(Task description):
Wherever the word "image" turns up in a line of the entries, copy that line.

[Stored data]
"""
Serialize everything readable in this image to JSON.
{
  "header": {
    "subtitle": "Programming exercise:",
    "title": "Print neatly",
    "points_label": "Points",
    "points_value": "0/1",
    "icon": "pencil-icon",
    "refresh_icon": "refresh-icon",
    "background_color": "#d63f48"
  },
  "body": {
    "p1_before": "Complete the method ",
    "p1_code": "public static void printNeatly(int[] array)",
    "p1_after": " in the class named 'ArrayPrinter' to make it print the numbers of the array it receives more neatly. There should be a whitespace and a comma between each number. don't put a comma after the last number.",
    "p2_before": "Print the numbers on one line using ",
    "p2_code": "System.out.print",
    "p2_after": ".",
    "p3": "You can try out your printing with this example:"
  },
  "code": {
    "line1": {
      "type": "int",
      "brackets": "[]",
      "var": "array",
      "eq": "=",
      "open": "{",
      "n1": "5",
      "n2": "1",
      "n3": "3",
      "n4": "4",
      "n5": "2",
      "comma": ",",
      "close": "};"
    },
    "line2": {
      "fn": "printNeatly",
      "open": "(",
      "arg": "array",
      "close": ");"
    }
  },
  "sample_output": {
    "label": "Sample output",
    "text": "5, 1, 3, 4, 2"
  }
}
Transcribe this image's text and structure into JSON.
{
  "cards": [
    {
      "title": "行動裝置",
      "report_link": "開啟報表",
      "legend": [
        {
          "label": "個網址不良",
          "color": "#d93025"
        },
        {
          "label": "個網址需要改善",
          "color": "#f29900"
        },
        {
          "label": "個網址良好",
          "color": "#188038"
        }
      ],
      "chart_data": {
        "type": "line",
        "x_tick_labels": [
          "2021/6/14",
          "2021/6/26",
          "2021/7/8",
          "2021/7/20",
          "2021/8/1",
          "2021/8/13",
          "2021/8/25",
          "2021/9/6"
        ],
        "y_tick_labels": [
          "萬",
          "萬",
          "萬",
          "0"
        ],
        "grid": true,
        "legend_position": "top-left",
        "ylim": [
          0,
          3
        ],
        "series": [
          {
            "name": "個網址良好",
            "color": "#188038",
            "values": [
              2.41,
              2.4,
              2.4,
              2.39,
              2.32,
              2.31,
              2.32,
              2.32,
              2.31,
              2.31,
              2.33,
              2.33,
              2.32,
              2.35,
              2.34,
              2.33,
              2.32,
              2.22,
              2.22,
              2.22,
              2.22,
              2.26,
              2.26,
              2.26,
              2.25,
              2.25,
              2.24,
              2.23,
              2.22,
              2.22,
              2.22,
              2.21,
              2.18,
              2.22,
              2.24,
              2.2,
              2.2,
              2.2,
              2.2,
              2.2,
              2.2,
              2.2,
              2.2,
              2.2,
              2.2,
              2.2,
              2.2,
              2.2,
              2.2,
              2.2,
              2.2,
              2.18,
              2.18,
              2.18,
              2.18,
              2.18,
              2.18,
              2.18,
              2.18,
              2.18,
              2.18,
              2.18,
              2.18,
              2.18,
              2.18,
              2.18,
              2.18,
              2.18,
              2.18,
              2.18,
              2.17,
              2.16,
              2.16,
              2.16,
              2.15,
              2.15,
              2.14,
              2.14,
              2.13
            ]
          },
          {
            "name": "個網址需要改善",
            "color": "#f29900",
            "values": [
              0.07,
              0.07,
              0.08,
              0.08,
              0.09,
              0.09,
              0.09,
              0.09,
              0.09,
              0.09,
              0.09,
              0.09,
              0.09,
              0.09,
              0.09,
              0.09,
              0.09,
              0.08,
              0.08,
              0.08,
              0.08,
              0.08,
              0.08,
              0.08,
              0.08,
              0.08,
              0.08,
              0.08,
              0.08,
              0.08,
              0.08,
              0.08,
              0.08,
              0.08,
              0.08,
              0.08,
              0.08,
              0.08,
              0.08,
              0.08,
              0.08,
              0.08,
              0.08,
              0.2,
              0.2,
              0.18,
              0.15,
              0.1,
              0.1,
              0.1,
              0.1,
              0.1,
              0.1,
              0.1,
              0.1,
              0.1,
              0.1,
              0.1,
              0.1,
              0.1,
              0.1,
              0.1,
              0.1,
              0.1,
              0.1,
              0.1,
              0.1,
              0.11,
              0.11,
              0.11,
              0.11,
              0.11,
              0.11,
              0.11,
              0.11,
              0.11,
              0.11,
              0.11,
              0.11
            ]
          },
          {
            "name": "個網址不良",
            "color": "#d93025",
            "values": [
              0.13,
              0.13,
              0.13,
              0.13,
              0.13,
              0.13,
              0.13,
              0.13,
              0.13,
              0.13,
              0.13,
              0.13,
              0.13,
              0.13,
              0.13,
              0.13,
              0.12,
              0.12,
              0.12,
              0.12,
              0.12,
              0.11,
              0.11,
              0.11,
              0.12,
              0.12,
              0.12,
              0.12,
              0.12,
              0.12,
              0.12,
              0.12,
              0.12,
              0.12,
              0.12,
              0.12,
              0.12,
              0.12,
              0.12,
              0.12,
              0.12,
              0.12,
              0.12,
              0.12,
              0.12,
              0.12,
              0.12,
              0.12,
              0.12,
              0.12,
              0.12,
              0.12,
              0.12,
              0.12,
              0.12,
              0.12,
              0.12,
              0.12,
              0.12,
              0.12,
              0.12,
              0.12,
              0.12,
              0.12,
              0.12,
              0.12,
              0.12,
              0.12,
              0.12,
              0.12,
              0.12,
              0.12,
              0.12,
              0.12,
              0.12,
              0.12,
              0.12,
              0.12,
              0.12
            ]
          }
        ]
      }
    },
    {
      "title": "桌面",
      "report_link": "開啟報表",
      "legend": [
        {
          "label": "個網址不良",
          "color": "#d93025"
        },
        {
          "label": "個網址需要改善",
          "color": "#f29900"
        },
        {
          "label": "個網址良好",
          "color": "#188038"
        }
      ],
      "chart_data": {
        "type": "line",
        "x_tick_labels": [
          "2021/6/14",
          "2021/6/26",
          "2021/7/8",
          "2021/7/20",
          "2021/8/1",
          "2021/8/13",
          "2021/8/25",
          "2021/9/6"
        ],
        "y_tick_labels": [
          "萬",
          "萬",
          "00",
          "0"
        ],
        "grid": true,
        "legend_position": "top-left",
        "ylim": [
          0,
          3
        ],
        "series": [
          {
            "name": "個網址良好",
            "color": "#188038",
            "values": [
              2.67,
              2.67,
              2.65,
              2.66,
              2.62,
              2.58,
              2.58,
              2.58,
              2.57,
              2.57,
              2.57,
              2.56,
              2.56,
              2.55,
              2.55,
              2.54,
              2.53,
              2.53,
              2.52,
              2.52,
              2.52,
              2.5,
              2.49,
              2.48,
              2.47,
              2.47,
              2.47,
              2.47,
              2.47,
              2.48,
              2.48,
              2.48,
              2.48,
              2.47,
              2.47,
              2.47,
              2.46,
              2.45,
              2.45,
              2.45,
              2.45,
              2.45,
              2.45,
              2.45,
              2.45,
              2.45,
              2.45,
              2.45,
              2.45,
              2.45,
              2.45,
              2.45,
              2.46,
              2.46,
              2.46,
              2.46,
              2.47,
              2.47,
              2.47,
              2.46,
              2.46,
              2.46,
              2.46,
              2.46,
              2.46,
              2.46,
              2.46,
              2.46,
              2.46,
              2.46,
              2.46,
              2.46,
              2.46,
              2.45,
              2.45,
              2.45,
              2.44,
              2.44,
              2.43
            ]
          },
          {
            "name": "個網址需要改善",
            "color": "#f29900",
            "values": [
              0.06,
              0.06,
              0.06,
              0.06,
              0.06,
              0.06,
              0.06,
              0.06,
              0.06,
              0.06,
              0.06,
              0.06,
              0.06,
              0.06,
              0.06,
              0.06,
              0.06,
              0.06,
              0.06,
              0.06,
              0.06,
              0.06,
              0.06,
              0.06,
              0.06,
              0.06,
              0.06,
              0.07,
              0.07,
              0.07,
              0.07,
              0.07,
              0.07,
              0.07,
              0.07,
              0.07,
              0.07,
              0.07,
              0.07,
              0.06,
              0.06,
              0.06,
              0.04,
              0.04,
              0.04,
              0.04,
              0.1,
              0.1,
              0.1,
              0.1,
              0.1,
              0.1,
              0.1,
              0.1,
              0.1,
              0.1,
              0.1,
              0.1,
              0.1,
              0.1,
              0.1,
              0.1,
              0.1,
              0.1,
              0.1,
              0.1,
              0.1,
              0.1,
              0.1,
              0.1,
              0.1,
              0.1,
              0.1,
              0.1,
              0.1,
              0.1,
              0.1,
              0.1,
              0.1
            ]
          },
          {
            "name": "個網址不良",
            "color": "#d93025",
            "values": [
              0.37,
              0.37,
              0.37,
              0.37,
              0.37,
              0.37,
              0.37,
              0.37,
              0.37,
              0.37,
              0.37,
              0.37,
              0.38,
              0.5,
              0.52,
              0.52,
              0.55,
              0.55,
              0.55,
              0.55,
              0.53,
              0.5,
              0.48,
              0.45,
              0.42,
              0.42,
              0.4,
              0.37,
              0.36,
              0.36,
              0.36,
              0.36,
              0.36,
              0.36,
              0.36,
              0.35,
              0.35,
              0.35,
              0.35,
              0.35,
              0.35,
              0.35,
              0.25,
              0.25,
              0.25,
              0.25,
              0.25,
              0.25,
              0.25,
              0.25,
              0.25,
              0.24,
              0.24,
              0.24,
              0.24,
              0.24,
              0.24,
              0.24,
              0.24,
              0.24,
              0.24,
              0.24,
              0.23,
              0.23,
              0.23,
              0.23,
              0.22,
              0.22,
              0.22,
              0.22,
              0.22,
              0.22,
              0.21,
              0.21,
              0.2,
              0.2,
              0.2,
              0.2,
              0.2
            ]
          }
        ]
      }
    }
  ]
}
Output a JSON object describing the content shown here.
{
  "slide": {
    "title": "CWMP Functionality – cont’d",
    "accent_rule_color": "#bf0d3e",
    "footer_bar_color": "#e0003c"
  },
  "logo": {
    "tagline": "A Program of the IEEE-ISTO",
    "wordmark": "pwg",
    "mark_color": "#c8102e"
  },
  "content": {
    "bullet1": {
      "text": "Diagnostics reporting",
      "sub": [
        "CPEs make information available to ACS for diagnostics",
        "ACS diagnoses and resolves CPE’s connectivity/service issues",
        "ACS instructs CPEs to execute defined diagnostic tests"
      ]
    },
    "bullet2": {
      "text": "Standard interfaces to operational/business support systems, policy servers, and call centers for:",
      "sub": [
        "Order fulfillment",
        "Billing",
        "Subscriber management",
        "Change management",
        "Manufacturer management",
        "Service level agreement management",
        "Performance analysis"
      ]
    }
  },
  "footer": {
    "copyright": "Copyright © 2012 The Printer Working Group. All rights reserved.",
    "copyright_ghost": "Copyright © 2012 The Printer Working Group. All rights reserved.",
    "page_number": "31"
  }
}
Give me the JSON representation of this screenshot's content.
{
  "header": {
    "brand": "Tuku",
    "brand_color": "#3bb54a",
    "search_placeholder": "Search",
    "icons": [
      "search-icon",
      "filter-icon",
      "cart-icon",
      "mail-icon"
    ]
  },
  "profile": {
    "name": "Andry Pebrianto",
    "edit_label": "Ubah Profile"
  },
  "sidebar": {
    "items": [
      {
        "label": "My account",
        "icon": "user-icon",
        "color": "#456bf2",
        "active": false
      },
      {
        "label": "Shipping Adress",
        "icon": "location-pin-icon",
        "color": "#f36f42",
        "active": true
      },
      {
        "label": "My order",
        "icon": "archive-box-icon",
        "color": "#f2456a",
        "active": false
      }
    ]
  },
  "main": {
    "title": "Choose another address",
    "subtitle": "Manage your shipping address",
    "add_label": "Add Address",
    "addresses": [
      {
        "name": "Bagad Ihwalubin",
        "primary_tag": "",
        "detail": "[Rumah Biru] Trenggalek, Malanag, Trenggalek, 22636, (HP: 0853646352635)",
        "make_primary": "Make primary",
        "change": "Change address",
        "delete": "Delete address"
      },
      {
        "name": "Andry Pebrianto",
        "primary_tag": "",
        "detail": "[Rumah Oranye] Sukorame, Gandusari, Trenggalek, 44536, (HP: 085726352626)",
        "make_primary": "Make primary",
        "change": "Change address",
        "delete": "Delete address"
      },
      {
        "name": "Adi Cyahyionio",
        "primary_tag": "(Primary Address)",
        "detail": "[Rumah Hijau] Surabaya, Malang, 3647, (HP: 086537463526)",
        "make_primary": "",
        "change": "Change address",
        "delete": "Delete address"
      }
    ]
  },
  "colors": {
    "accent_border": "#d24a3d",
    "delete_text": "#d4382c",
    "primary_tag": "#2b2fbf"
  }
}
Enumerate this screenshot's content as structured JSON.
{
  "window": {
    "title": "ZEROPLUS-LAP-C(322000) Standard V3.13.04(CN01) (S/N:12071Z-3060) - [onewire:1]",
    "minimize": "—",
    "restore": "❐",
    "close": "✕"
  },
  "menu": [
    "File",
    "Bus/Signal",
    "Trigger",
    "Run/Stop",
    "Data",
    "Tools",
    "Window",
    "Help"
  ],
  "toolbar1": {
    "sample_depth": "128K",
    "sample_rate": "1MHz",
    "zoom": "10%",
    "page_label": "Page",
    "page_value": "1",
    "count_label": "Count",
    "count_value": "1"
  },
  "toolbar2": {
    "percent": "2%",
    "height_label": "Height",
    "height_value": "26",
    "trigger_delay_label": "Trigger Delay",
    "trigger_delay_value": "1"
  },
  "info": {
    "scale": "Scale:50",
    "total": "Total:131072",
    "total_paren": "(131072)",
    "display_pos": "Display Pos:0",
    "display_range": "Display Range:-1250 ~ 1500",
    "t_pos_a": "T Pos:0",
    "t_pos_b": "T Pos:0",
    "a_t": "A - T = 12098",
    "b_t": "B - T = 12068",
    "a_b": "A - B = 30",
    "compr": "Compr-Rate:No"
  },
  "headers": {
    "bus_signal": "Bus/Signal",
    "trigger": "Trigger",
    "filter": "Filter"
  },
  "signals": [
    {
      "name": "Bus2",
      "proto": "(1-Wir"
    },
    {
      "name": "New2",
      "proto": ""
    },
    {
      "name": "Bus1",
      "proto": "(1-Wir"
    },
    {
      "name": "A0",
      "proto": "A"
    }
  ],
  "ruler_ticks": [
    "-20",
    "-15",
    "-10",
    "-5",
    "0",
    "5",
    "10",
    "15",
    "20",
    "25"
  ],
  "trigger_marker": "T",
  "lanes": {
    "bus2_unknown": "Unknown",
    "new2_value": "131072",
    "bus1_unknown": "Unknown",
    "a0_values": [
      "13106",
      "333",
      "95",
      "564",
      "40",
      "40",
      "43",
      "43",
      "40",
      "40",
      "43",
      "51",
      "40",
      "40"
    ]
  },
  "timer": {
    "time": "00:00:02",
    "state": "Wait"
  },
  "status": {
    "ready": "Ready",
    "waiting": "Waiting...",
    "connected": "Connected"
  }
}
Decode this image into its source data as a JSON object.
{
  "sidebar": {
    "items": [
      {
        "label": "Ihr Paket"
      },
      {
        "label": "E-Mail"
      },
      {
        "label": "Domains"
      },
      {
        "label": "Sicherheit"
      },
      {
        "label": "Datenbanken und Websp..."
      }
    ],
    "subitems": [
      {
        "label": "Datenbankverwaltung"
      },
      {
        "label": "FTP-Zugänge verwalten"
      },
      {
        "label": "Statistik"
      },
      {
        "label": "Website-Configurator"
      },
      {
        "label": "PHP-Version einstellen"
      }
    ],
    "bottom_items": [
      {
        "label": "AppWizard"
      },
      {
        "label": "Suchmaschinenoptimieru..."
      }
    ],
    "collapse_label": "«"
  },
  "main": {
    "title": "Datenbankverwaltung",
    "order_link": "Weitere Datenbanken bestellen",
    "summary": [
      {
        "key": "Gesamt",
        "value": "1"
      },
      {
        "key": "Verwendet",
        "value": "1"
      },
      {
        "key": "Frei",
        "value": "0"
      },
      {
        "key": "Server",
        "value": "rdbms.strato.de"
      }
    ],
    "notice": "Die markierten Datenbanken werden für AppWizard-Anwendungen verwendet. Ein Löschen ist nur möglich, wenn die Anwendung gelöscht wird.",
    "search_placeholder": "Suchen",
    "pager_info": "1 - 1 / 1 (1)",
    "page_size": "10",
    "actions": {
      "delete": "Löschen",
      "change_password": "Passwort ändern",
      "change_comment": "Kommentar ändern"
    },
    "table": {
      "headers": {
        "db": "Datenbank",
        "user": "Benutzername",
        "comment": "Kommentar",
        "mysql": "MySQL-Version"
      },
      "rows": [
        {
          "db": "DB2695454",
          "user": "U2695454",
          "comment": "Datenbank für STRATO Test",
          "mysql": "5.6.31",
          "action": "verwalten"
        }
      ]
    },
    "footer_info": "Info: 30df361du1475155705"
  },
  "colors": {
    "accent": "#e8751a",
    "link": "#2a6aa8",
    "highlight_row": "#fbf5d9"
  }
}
"""
(Worked solution):
Serialize everything readable in this image to JSON.
Transcribe this image's text and structure into JSON.
Decode this image into its source data as a JSON object.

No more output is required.